start STORED RECORDS

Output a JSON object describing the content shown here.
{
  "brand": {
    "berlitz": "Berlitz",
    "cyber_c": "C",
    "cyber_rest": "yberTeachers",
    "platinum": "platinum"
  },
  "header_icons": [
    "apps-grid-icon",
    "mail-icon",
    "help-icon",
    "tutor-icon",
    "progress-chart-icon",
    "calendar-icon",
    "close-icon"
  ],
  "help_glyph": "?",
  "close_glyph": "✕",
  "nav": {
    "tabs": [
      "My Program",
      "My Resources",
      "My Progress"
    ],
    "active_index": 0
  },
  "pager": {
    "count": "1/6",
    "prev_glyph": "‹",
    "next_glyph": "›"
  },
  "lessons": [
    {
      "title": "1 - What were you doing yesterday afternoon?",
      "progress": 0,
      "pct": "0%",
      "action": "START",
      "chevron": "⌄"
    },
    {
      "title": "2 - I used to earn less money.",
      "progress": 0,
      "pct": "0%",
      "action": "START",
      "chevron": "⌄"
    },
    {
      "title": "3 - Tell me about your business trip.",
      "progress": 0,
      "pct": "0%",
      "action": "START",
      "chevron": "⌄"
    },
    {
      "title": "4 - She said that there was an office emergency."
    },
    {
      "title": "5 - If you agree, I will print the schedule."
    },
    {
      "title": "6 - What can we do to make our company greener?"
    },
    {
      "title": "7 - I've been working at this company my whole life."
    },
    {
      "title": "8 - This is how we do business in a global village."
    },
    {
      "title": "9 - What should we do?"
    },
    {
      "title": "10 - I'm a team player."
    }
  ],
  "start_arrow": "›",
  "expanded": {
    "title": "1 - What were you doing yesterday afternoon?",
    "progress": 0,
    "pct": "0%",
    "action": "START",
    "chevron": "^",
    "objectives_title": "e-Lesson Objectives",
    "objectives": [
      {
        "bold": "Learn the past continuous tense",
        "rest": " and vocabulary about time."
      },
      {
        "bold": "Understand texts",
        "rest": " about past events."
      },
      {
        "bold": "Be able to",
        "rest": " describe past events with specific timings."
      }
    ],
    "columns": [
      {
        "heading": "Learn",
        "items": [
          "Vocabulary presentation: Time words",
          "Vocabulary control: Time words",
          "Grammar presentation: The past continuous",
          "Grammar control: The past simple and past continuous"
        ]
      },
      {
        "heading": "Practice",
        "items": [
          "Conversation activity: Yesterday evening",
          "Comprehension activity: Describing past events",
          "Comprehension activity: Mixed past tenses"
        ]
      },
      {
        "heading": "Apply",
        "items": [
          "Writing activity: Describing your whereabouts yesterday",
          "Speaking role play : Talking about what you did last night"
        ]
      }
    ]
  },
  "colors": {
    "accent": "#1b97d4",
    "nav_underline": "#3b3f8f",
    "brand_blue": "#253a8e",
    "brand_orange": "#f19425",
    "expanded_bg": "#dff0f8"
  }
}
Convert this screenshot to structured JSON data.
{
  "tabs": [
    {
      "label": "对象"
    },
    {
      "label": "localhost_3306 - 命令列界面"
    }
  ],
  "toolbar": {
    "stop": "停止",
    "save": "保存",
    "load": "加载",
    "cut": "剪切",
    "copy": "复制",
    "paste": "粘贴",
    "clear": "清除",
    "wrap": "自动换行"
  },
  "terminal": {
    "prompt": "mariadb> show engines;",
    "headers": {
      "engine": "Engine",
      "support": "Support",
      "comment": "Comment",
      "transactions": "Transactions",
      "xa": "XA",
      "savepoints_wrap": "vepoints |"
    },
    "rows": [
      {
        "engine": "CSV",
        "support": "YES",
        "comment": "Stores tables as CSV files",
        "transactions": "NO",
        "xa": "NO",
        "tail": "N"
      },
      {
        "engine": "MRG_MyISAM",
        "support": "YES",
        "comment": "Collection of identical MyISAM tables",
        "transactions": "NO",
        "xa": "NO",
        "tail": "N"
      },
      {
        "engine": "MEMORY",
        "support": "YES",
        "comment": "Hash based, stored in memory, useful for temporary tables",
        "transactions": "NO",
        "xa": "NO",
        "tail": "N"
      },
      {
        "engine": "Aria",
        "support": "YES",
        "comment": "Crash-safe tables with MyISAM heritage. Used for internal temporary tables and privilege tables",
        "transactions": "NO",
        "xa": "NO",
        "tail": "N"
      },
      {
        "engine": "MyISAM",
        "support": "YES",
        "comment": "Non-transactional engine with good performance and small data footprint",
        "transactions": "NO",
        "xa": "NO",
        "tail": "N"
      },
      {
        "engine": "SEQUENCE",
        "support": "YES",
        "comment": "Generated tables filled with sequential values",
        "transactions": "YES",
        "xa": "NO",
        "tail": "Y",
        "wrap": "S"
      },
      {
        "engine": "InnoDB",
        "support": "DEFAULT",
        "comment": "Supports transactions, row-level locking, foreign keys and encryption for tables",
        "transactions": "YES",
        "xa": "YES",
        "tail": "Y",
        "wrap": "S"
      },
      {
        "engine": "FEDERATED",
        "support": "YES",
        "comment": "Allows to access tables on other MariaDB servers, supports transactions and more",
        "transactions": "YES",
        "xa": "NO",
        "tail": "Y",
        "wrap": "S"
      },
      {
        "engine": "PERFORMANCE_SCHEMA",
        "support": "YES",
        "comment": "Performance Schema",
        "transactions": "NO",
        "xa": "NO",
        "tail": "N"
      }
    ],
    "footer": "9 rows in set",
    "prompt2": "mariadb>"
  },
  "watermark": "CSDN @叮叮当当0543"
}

end STORED RECORDS

EXERCISE GOAL -> Copy the data above in full, character for character.

ANSWER TO THE EXERCISE ->
Output a JSON object describing the content shown here.
{
  "brand": {
    "berlitz": "Berlitz",
    "cyber_c": "C",
    "cyber_rest": "yberTeachers",
    "platinum": "platinum"
  },
  "header_icons": [
    "apps-grid-icon",
    "mail-icon",
    "help-icon",
    "tutor-icon",
    "progress-chart-icon",
    "calendar-icon",
    "close-icon"
  ],
  "help_glyph": "?",
  "close_glyph": "✕",
  "nav": {
    "tabs": [
      "My Program",
      "My Resources",
      "My Progress"
    ],
    "active_index": 0
  },
  "pager": {
    "count": "1/6",
    "prev_glyph": "‹",
    "next_glyph": "›"
  },
  "lessons": [
    {
      "title": "1 - What were you doing yesterday afternoon?",
      "progress": 0,
      "pct": "0%",
      "action": "START",
      "chevron": "⌄"
    },
    {
      "title": "2 - I used to earn less money.",
      "progress": 0,
      "pct": "0%",
      "action": "START",
      "chevron": "⌄"
    },
    {
      "title": "3 - Tell me about your business trip.",
      "progress": 0,
      "pct": "0%",
      "action": "START",
      "chevron": "⌄"
    },
    {
      "title": "4 - She said that there was an office emergency."
    },
    {
      "title": "5 - If you agree, I will print the schedule."
    },
    {
      "title": "6 - What can we do to make our company greener?"
    },
    {
      "title": "7 - I've been working at this company my whole life."
    },
    {
      "title": "8 - This is how we do business in a global village."
    },
    {
      "title": "9 - What should we do?"
    },
    {
      "title": "10 - I'm a team player."
    }
  ],
  "start_arrow": "›",
  "expanded": {
    "title": "1 - What were you doing yesterday afternoon?",
    "progress": 0,
    "pct": "0%",
    "action": "START",
    "chevron": "^",
    "objectives_title": "e-Lesson Objectives",
    "objectives": [
      {
        "bold": "Learn the past continuous tense",
        "rest": " and vocabulary about time."
      },
      {
        "bold": "Understand texts",
        "rest": " about past events."
      },
      {
        "bold": "Be able to",
        "rest": " describe past events with specific timings."
      }
    ],
    "columns": [
      {
        "heading": "Learn",
        "items": [
          "Vocabulary presentation: Time words",
          "Vocabulary control: Time words",
          "Grammar presentation: The past continuous",
          "Grammar control: The past simple and past continuous"
        ]
      },
      {
        "heading": "Practice",
        "items": [
          "Conversation activity: Yesterday evening",
          "Comprehension activity: Describing past events",
          "Comprehension activity: Mixed past tenses"
        ]
      },
      {
        "heading": "Apply",
        "items": [
          "Writing activity: Describing your whereabouts yesterday",
          "Speaking role play : Talking about what you did last night"
        ]
      }
    ]
  },
  "colors": {
    "accent": "#1b97d4",
    "nav_underline": "#3b3f8f",
    "brand_blue": "#253a8e",
    "brand_orange": "#f19425",
    "expanded_bg": "#dff0f8"
  }
}
Convert this screenshot to structured JSON data.
{
  "tabs": [
    {
      "label": "对象"
    },
    {
      "label": "localhost_3306 - 命令列界面"
    }
  ],
  "toolbar": {
    "stop": "停止",
    "save": "保存",
    "load": "加载",
    "cut": "剪切",
    "copy": "复制",
    "paste": "粘贴",
    "clear": "清除",
    "wrap": "自动换行"
  },
  "terminal": {
    "prompt": "mariadb> show engines;",
    "headers": {
      "engine": "Engine",
      "support": "Support",
      "comment": "Comment",
      "transactions": "Transactions",
      "xa": "XA",
      "savepoints_wrap": "vepoints |"
    },
    "rows": [
      {
        "engine": "CSV",
        "support": "YES",
        "comment": "Stores tables as CSV files",
        "transactions": "NO",
        "xa": "NO",
        "tail": "N"
      },
      {
        "engine": "MRG_MyISAM",
        "support": "YES",
        "comment": "Collection of identical MyISAM tables",
        "transactions": "NO",
        "xa": "NO",
        "tail": "N"
      },
      {
        "engine": "MEMORY",
        "support": "YES",
        "comment": "Hash based, stored in memory, useful for temporary tables",
        "transactions": "NO",
        "xa": "NO",
        "tail": "N"
      },
      {
        "engine": "Aria",
        "support": "YES",
        "comment": "Crash-safe tables with MyISAM heritage. Used for internal temporary tables and privilege tables",
        "transactions": "NO",
        "xa": "NO",
        "tail": "N"
      },
      {
        "engine": "MyISAM",
        "support": "YES",
        "comment": "Non-transactional engine with good performance and small data footprint",
        "transactions": "NO",
        "xa": "NO",
        "tail": "N"
      },
      {
        "engine": "SEQUENCE",
        "support": "YES",
        "comment": "Generated tables filled with sequential values",
        "transactions": "YES",
        "xa": "NO",
        "tail": "Y",
        "wrap": "S"
      },
      {
        "engine": "InnoDB",
        "support": "DEFAULT",
        "comment": "Supports transactions, row-level locking, foreign keys and encryption for tables",
        "transactions": "YES",
        "xa": "YES",
        "tail": "Y",
        "wrap": "S"
      },
      {
        "engine": "FEDERATED",
        "support": "YES",
        "comment": "Allows to access tables on other MariaDB servers, supports transactions and more",
        "transactions": "YES",
        "xa": "NO",
        "tail": "Y",
        "wrap": "S"
      },
      {
        "engine": "PERFORMANCE_SCHEMA",
        "support": "YES",
        "comment": "Performance Schema",
        "transactions": "NO",
        "xa": "NO",
        "tail": "N"
      }
    ],
    "footer": "9 rows in set",
    "prompt2": "mariadb>"
  },
  "watermark": "CSDN @叮叮当当0543"
}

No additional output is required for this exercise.